### Stated problem
Write out the whole listing word for word.

======== Information given ========

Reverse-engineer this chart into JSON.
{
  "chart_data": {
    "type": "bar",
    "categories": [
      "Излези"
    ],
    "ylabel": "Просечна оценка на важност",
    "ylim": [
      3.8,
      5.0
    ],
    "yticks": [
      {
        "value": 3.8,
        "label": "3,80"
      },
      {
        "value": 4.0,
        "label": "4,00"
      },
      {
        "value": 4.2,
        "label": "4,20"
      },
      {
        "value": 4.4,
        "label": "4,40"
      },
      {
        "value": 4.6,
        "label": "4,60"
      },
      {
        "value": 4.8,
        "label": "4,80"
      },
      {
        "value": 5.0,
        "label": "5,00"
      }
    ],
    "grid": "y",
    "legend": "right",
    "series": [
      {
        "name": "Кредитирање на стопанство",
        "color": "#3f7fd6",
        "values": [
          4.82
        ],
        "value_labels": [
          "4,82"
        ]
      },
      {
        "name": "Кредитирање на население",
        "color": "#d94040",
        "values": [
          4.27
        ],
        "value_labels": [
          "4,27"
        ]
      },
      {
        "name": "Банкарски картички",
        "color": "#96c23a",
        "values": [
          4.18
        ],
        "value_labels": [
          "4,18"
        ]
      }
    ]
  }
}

========

### Written response
Reverse-engineer this chart into JSON.
{
  "chart_data": {
    "type": "bar",
    "categories": [
      "Излези"
    ],
    "ylabel": "Просечна оценка на важност",
    "ylim": [
      3.8,
      5.0
    ],
    "yticks": [
      {
        "value": 3.8,
        "label": "3,80"
      },
      {
        "value": 4.0,
        "label": "4,00"
      },
      {
        "value": 4.2,
        "label": "4,20"
      },
      {
        "value": 4.4,
        "label": "4,40"
      },
      {
        "value": 4.6,
        "label": "4,60"
      },
      {
        "value": 4.8,
        "label": "4,80"
      },
      {
        "value": 5.0,
        "label": "5,00"
      }
    ],
    "grid": "y",
    "legend": "right",
    "series": [
      {
        "name": "Кредитирање на стопанство",
        "color": "#3f7fd6",
        "values": [
          4.82
        ],
        "value_labels": [
          "4,82"
        ]
      },
      {
        "name": "Кредитирање на население",
        "color": "#d94040",
        "values": [
          4.27
        ],
        "value_labels": [
          "4,27"
        ]
      },
      {
        "name": "Банкарски картички",
        "color": "#96c23a",
        "values": [
          4.18
        ],
        "value_labels": [
          "4,18"
        ]
      }
    ]
  }
}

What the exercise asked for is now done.